> [JOB]:
Here are some entries; quote each one exactly.

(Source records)
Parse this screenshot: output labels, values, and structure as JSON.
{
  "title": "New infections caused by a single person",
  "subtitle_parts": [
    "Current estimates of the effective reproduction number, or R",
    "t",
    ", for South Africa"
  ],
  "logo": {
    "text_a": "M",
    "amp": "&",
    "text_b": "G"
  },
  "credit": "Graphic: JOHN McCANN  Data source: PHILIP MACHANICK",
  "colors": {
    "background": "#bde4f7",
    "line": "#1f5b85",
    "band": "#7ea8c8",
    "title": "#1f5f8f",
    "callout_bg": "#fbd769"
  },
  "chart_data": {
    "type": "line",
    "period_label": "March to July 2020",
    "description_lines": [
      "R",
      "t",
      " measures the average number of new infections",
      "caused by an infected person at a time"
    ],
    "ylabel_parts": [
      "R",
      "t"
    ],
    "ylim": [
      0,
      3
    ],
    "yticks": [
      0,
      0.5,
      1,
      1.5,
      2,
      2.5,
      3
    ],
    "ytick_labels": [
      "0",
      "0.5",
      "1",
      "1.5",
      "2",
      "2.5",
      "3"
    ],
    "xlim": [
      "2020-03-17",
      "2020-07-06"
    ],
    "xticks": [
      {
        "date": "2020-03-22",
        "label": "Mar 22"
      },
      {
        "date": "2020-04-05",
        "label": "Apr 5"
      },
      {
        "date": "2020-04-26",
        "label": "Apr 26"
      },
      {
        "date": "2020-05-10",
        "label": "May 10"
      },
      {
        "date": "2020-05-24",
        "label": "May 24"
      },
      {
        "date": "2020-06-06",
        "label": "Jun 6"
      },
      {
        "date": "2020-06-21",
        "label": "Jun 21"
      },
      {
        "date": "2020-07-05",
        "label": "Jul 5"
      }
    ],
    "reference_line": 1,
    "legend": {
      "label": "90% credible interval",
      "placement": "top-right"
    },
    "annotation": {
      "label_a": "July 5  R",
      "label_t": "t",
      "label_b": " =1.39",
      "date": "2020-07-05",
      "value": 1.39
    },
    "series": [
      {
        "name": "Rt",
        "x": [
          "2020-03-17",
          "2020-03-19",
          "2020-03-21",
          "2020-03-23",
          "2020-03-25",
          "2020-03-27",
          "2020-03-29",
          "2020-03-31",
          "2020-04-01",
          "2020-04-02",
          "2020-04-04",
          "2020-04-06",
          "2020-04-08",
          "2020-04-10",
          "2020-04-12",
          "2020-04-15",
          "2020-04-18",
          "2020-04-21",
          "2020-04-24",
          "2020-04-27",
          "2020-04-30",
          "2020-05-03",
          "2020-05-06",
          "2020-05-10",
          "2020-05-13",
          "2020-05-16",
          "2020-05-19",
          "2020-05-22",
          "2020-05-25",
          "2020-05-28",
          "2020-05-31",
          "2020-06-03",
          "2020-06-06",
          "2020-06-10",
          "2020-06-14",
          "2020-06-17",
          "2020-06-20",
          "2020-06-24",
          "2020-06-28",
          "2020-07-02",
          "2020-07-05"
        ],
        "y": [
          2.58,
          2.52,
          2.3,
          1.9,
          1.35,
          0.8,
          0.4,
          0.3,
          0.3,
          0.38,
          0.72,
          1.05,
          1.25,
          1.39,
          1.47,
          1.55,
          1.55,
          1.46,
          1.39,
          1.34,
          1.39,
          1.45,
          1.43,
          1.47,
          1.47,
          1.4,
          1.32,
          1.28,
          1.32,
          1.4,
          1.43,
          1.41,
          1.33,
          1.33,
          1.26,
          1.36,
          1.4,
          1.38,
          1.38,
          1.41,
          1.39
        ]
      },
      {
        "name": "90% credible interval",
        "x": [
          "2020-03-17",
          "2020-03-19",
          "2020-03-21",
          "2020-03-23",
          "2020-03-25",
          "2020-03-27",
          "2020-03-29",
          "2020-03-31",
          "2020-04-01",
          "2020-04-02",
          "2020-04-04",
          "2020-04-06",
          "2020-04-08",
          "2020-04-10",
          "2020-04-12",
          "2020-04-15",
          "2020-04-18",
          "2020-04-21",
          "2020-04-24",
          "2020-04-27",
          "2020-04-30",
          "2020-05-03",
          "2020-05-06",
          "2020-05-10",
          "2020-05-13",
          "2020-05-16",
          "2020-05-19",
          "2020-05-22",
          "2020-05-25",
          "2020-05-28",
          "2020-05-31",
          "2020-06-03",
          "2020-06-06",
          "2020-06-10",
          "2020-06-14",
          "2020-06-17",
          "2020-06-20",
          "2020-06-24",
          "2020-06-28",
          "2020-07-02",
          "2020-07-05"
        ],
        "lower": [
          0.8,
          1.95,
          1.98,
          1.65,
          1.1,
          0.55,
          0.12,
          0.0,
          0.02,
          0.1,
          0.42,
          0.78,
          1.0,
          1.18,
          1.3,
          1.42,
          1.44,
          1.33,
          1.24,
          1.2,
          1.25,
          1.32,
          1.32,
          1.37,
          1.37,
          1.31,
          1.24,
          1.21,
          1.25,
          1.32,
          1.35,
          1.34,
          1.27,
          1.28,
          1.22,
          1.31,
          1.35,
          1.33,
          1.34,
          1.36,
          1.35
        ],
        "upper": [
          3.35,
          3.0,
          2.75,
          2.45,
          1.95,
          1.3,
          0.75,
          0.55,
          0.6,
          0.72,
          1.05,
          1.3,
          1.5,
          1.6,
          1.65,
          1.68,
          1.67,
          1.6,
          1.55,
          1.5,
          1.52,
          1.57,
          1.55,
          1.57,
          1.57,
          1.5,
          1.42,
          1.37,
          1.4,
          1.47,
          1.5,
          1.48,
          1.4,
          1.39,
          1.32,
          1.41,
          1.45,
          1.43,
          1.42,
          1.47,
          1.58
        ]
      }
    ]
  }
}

> [SOLUTION FOR THIS TASK]:
Parse this screenshot: output labels, values, and structure as JSON.
{
  "title": "New infections caused by a single person",
  "subtitle_parts": [
    "Current estimates of the effective reproduction number, or R",
    "t",
    ", for South Africa"
  ],
  "logo": {
    "text_a": "M",
    "amp": "&",
    "text_b": "G"
  },
  "credit": "Graphic: JOHN McCANN  Data source: PHILIP MACHANICK",
  "colors": {
    "background": "#bde4f7",
    "line": "#1f5b85",
    "band": "#7ea8c8",
    "title": "#1f5f8f",
    "callout_bg": "#fbd769"
  },
  "chart_data": {
    "type": "line",
    "period_label": "March to July 2020",
    "description_lines": [
      "R",
      "t",
      " measures the average number of new infections",
      "caused by an infected person at a time"
    ],
    "ylabel_parts": [
      "R",
      "t"
    ],
    "ylim": [
      0,
      3
    ],
    "yticks": [
      0,
      0.5,
      1,
      1.5,
      2,
      2.5,
      3
    ],
    "ytick_labels": [
      "0",
      "0.5",
      "1",
      "1.5",
      "2",
      "2.5",
      "3"
    ],
    "xlim": [
      "2020-03-17",
      "2020-07-06"
    ],
    "xticks": [
      {
        "date": "2020-03-22",
        "label": "Mar 22"
      },
      {
        "date": "2020-04-05",
        "label": "Apr 5"
      },
      {
        "date": "2020-04-26",
        "label": "Apr 26"
      },
      {
        "date": "2020-05-10",
        "label": "May 10"
      },
      {
        "date": "2020-05-24",
        "label": "May 24"
      },
      {
        "date": "2020-06-06",
        "label": "Jun 6"
      },
      {
        "date": "2020-06-21",
        "label": "Jun 21"
      },
      {
        "date": "2020-07-05",
        "label": "Jul 5"
      }
    ],
    "reference_line": 1,
    "legend": {
      "label": "90% credible interval",
      "placement": "top-right"
    },
    "annotation": {
      "label_a": "July 5  R",
      "label_t": "t",
      "label_b": " =1.39",
      "date": "2020-07-05",
      "value": 1.39
    },
    "series": [
      {
        "name": "Rt",
        "x": [
          "2020-03-17",
          "2020-03-19",
          "2020-03-21",
          "2020-03-23",
          "2020-03-25",
          "2020-03-27",
          "2020-03-29",
          "2020-03-31",
          "2020-04-01",
          "2020-04-02",
          "2020-04-04",
          "2020-04-06",
          "2020-04-08",
          "2020-04-10",
          "2020-04-12",
          "2020-04-15",
          "2020-04-18",
          "2020-04-21",
          "2020-04-24",
          "2020-04-27",
          "2020-04-30",
          "2020-05-03",
          "2020-05-06",
          "2020-05-10",
          "2020-05-13",
          "2020-05-16",
          "2020-05-19",
          "2020-05-22",
          "2020-05-25",
          "2020-05-28",
          "2020-05-31",
          "2020-06-03",
          "2020-06-06",
          "2020-06-10",
          "2020-06-14",
          "2020-06-17",
          "2020-06-20",
          "2020-06-24",
          "2020-06-28",
          "2020-07-02",
          "2020-07-05"
        ],
        "y": [
          2.58,
          2.52,
          2.3,
          1.9,
          1.35,
          0.8,
          0.4,
          0.3,
          0.3,
          0.38,
          0.72,
          1.05,
          1.25,
          1.39,
          1.47,
          1.55,
          1.55,
          1.46,
          1.39,
          1.34,
          1.39,
          1.45,
          1.43,
          1.47,
          1.47,
          1.4,
          1.32,
          1.28,
          1.32,
          1.4,
          1.43,
          1.41,
          1.33,
          1.33,
          1.26,
          1.36,
          1.4,
          1.38,
          1.38,
          1.41,
          1.39
        ]
      },
      {
        "name": "90% credible interval",
        "x": [
          "2020-03-17",
          "2020-03-19",
          "2020-03-21",
          "2020-03-23",
          "2020-03-25",
          "2020-03-27",
          "2020-03-29",
          "2020-03-31",
          "2020-04-01",
          "2020-04-02",
          "2020-04-04",
          "2020-04-06",
          "2020-04-08",
          "2020-04-10",
          "2020-04-12",
          "2020-04-15",
          "2020-04-18",
          "2020-04-21",
          "2020-04-24",
          "2020-04-27",
          "2020-04-30",
          "2020-05-03",
          "2020-05-06",
          "2020-05-10",
          "2020-05-13",
          "2020-05-16",
          "2020-05-19",
          "2020-05-22",
          "2020-05-25",
          "2020-05-28",
          "2020-05-31",
          "2020-06-03",
          "2020-06-06",
          "2020-06-10",
          "2020-06-14",
          "2020-06-17",
          "2020-06-20",
          "2020-06-24",
          "2020-06-28",
          "2020-07-02",
          "2020-07-05"
        ],
        "lower": [
          0.8,
          1.95,
          1.98,
          1.65,
          1.1,
          0.55,
          0.12,
          0.0,
          0.02,
          0.1,
          0.42,
          0.78,
          1.0,
          1.18,
          1.3,
          1.42,
          1.44,
          1.33,
          1.24,
          1.2,
          1.25,
          1.32,
          1.32,
          1.37,
          1.37,
          1.31,
          1.24,
          1.21,
          1.25,
          1.32,
          1.35,
          1.34,
          1.27,
          1.28,
          1.22,
          1.31,
          1.35,
          1.33,
          1.34,
          1.36,
          1.35
        ],
        "upper": [
          3.35,
          3.0,
          2.75,
          2.45,
          1.95,
          1.3,
          0.75,
          0.55,
          0.6,
          0.72,
          1.05,
          1.3,
          1.5,
          1.6,
          1.65,
          1.68,
          1.67,
          1.6,
          1.55,
          1.5,
          1.52,
          1.57,
          1.55,
          1.57,
          1.57,
          1.5,
          1.42,
          1.37,
          1.4,
          1.47,
          1.5,
          1.48,
          1.4,
          1.39,
          1.32,
          1.41,
          1.45,
          1.43,
          1.42,
          1.47,
          1.58
        ]
      }
    ]
  }
}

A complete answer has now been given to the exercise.